## EXERCISE AIM
How many of the lines below include "Forward"? Give the number and no other words.

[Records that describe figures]
START

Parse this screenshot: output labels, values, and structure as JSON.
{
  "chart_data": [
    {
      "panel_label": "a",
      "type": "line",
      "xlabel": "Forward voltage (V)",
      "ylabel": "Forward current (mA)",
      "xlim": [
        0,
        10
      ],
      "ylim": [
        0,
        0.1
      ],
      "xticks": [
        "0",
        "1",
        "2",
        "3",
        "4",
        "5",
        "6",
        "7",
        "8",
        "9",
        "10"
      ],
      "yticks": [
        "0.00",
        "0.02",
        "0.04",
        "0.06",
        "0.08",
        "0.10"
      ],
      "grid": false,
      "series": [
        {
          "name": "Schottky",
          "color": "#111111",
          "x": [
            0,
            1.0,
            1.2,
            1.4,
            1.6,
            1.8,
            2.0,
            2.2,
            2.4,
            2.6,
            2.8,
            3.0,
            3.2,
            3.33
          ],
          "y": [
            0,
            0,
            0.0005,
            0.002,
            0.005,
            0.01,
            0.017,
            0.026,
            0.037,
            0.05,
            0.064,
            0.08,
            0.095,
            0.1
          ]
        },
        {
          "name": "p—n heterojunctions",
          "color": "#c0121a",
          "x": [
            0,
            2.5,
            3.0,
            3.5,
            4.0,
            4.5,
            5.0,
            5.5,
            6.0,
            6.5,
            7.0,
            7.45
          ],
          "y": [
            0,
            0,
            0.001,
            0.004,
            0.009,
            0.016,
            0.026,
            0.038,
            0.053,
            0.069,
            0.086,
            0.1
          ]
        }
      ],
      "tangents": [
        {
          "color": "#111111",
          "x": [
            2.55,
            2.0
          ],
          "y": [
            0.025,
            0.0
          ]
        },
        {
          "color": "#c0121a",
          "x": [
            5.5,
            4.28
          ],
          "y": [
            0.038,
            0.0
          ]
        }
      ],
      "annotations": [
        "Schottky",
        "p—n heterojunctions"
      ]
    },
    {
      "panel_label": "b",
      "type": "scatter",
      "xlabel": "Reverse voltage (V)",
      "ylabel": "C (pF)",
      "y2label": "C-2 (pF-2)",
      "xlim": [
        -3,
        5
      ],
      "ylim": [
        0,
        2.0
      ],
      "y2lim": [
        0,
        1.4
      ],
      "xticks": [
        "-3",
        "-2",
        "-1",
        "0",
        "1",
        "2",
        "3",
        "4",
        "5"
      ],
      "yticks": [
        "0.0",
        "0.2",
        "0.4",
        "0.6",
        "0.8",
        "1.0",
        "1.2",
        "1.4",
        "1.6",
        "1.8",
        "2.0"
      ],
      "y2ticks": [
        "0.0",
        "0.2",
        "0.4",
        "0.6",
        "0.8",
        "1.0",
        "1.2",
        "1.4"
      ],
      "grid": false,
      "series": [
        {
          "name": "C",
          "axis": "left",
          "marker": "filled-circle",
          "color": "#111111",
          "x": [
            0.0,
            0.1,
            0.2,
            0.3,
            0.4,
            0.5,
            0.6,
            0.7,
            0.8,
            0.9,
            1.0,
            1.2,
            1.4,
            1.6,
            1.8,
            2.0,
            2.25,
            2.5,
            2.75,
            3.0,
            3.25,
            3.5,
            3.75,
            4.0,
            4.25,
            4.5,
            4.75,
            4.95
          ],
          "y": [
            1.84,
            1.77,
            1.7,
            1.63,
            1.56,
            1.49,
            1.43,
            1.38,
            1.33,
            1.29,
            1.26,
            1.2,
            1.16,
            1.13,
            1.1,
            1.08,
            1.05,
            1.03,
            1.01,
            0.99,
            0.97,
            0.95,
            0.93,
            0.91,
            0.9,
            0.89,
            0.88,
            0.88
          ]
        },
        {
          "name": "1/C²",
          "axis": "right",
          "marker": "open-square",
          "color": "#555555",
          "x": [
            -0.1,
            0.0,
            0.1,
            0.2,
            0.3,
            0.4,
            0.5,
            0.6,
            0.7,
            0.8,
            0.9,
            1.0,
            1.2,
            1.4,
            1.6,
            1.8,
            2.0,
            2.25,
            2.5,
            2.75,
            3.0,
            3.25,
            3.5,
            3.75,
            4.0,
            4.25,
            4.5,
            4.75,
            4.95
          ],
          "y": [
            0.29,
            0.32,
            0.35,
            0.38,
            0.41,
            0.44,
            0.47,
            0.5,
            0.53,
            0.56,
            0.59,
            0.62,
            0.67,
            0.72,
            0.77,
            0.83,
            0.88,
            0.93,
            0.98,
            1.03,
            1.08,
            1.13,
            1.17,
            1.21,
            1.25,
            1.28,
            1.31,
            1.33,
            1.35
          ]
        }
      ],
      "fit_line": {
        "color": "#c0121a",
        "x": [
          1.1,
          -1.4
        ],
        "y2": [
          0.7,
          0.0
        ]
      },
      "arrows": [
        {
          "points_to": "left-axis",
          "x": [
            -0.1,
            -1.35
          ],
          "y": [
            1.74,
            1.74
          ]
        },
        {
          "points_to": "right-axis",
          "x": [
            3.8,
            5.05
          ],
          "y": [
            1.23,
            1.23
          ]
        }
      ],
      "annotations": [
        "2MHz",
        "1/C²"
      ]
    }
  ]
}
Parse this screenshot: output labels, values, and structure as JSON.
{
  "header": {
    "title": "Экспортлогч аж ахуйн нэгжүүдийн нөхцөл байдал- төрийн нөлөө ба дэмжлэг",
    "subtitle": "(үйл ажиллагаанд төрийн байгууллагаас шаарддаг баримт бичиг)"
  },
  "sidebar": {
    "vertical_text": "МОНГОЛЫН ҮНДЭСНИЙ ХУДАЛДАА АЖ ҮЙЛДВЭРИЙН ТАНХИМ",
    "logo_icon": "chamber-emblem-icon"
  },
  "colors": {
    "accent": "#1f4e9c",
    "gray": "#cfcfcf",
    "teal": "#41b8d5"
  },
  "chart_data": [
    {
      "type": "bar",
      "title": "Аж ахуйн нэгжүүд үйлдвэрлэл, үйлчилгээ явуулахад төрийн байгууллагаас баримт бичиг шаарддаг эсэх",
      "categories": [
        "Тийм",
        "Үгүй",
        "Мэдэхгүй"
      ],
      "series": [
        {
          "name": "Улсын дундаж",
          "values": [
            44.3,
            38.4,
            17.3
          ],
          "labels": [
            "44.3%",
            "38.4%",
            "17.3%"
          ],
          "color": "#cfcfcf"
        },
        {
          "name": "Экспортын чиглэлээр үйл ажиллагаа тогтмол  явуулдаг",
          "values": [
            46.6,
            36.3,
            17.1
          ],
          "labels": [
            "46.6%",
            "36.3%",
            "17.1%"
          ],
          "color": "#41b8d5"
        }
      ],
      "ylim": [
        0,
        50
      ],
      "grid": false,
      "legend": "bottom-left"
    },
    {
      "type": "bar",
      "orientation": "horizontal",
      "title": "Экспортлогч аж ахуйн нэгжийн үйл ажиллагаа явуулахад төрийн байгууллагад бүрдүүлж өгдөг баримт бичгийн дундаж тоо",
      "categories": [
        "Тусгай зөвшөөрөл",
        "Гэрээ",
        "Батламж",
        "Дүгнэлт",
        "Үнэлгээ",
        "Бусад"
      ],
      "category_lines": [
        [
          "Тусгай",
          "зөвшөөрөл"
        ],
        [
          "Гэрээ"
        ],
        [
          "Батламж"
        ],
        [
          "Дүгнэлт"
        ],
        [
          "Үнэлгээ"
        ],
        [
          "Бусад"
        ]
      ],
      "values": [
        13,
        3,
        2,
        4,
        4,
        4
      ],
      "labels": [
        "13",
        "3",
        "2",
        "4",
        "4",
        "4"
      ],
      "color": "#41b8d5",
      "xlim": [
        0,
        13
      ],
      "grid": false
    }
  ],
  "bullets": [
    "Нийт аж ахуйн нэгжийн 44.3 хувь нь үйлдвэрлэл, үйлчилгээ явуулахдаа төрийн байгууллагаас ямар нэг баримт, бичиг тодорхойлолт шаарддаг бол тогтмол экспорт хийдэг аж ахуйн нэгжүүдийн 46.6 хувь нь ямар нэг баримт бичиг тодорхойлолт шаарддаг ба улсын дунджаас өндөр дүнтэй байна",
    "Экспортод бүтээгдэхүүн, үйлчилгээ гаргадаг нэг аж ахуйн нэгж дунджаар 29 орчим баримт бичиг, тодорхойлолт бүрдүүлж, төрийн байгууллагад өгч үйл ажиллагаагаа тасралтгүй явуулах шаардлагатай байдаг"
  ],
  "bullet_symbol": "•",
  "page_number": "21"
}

END

## THE ANSWER
2